━━━━━ Data section

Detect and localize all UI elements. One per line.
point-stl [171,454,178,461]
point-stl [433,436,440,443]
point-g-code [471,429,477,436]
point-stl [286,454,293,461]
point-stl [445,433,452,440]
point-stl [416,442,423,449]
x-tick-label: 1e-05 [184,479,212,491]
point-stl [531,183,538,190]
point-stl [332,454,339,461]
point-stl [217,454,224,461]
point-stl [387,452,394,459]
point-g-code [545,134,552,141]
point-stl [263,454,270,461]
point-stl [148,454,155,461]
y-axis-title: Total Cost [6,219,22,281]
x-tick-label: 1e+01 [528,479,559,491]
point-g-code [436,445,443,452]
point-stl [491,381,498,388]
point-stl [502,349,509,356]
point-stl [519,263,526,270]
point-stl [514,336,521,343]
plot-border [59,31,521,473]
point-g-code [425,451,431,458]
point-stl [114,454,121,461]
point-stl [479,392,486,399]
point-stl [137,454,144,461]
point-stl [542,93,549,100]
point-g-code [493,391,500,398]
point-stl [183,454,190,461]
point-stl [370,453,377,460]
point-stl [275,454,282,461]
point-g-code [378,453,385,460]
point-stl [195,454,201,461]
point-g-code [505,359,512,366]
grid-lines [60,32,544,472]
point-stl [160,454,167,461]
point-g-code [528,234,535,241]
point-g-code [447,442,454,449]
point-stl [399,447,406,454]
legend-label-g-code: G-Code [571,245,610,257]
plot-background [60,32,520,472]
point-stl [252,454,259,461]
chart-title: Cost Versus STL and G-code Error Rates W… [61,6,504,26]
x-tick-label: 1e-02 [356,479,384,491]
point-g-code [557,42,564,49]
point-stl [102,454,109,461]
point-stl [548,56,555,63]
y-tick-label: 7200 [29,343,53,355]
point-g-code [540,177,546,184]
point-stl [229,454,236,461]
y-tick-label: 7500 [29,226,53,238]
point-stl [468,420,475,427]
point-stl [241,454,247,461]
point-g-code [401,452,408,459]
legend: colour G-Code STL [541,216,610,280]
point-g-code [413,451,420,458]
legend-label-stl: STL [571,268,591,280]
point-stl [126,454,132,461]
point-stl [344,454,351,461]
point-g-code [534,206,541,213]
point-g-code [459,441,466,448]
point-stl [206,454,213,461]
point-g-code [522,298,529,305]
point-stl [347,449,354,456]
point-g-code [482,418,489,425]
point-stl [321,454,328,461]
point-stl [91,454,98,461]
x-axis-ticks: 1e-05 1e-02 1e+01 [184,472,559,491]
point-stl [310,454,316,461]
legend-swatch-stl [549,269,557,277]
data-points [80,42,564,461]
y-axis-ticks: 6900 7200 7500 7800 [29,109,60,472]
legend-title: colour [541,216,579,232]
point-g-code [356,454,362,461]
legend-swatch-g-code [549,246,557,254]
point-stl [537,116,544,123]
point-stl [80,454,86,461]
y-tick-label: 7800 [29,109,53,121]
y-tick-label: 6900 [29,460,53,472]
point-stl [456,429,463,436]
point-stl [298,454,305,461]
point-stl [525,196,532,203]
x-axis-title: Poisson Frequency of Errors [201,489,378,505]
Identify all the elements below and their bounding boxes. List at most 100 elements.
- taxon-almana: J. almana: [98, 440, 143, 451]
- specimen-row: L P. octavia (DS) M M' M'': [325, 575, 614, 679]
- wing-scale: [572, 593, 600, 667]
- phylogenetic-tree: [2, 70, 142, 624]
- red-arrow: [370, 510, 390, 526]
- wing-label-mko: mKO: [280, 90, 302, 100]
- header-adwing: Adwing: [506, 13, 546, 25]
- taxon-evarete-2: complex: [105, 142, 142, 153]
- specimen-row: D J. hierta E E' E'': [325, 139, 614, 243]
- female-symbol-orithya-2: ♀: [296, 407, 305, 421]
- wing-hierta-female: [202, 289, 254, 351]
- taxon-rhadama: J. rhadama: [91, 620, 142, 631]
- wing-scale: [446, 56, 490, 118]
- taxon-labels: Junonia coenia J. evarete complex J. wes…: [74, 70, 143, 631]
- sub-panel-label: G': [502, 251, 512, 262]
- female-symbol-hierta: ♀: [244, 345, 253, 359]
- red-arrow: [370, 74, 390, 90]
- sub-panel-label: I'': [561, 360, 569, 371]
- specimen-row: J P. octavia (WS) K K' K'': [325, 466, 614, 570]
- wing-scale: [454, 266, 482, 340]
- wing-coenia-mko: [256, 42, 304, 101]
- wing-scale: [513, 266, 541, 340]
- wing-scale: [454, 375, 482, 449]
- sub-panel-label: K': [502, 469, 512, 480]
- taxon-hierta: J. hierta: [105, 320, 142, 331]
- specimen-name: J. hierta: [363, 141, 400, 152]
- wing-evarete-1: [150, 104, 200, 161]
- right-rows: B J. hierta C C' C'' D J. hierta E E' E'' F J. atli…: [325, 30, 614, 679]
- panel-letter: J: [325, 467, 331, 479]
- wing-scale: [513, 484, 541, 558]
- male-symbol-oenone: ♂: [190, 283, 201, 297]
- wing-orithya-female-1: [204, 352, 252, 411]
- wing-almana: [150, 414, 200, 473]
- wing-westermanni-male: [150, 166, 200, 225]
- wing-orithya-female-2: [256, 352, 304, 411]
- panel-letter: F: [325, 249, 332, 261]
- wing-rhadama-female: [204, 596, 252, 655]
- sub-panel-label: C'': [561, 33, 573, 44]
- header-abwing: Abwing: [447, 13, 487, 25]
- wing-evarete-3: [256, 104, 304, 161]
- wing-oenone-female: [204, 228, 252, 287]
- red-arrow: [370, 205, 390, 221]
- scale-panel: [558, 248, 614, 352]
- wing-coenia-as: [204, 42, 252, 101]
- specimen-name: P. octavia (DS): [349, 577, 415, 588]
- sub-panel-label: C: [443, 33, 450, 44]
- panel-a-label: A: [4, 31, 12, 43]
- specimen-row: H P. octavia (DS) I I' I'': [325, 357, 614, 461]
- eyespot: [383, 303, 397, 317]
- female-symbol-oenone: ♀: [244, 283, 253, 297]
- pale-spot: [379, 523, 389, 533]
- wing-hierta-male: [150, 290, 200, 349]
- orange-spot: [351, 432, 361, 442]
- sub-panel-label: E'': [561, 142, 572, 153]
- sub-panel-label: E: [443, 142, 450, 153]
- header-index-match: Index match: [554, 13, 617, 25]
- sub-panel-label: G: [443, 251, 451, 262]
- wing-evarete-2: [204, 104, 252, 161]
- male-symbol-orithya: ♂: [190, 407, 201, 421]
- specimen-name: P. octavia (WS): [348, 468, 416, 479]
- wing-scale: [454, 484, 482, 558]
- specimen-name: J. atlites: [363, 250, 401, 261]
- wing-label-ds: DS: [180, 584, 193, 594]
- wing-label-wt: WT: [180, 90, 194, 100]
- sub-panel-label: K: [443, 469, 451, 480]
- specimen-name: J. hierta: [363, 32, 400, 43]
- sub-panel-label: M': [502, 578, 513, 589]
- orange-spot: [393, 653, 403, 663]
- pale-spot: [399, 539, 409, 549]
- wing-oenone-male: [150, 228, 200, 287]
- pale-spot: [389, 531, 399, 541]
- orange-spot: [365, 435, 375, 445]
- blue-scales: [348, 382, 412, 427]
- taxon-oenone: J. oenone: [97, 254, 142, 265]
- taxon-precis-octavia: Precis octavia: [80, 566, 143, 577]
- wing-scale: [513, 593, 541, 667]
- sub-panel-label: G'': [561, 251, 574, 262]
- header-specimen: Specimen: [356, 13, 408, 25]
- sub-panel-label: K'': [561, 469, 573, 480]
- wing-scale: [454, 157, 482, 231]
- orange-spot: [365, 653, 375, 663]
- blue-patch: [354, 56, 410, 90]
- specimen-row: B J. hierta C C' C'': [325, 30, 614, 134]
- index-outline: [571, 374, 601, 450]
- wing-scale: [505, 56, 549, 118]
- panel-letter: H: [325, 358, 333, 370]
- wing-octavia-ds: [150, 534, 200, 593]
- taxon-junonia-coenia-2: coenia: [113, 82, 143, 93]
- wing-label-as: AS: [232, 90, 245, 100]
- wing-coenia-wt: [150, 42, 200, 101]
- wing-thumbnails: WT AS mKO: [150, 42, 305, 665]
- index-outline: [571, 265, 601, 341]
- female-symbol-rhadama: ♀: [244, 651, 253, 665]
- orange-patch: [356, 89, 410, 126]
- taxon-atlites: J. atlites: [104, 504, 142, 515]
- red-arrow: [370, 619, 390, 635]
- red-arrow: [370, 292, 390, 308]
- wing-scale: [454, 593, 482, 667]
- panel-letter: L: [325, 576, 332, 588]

━━━━━━━━━━

Exercise instructions – Rewrite the records as a Markdown table with the columns Row and Entry, numbering each line in Row and placing its text in Entry. Begin at the first line of the records, stop after the line that contains "point-g-code [413,451,420,458]", and leave out blank lines.

Output below –
| Row | Entry |
|---|---|
| 1 | Detect and localize all UI elements. One per line. |
| 2 | point-stl [171,454,178,461] |
| 3 | point-stl [433,436,440,443] |
| 4 | point-g-code [471,429,477,436] |
| 5 | point-stl [286,454,293,461] |
| 6 | point-stl [445,433,452,440] |
| 7 | point-stl [416,442,423,449] |
| 8 | x-tick-label: 1e-05 [184,479,212,491] |
| 9 | point-stl [531,183,538,190] |
| 10 | point-stl [332,454,339,461] |
| 11 | point-stl [217,454,224,461] |
| 12 | point-stl [387,452,394,459] |
| 13 | point-g-code [545,134,552,141] |
| 14 | point-stl [263,454,270,461] |
| 15 | point-stl [148,454,155,461] |
| 16 | y-axis-title: Total Cost [6,219,22,281] |
| 17 | x-tick-label: 1e+01 [528,479,559,491] |
| 18 | point-g-code [436,445,443,452] |
| 19 | point-stl [491,381,498,388] |
| 20 | point-stl [502,349,509,356] |
| 21 | point-stl [519,263,526,270] |
| 22 | point-stl [514,336,521,343] |
| 23 | plot-border [59,31,521,473] |
| 24 | point-g-code [425,451,431,458] |
| 25 | point-stl [114,454,121,461] |
| 26 | point-stl [479,392,486,399] |
| 27 | point-stl [137,454,144,461] |
| 28 | point-stl [542,93,549,100] |
| 29 | point-g-code [493,391,500,398] |
| 30 | point-stl [183,454,190,461] |
| 31 | point-stl [370,453,377,460] |
| 32 | point-stl [275,454,282,461] |
| 33 | point-g-code [378,453,385,460] |
| 34 | point-stl [195,454,201,461] |
| 35 | point-g-code [505,359,512,366] |
| 36 | grid-lines [60,32,544,472] |
| 37 | point-stl [160,454,167,461] |
| 38 | point-g-code [528,234,535,241] |
| 39 | point-g-code [447,442,454,449] |
| 40 | point-stl [399,447,406,454] |
| 41 | legend-label-g-code: G-Code [571,245,610,257] |
| 42 | plot-background [60,32,520,472] |
| 43 | point-stl [252,454,259,461] |
| 44 | chart-title: Cost Versus STL and G-code Error Rates W… [61,6,504,26] |
| 45 | x-tick-label: 1e-02 [356,479,384,491] |
| 46 | point-g-code [557,42,564,49] |
| 47 | point-stl [102,454,109,461] |
| 48 | point-stl [548,56,555,63] |
| 49 | y-tick-label: 7200 [29,343,53,355] |
| 50 | point-g-code [540,177,546,184] |
| 51 | point-stl [229,454,236,461] |
| 52 | y-tick-label: 7500 [29,226,53,238] |
| 53 | point-stl [468,420,475,427] |
| 54 | point-stl [241,454,247,461] |
| 55 | point-g-code [401,452,408,459] |
| 56 | legend: colour G-Code STL [541,216,610,280] |
| 57 | point-g-code [413,451,420,458] |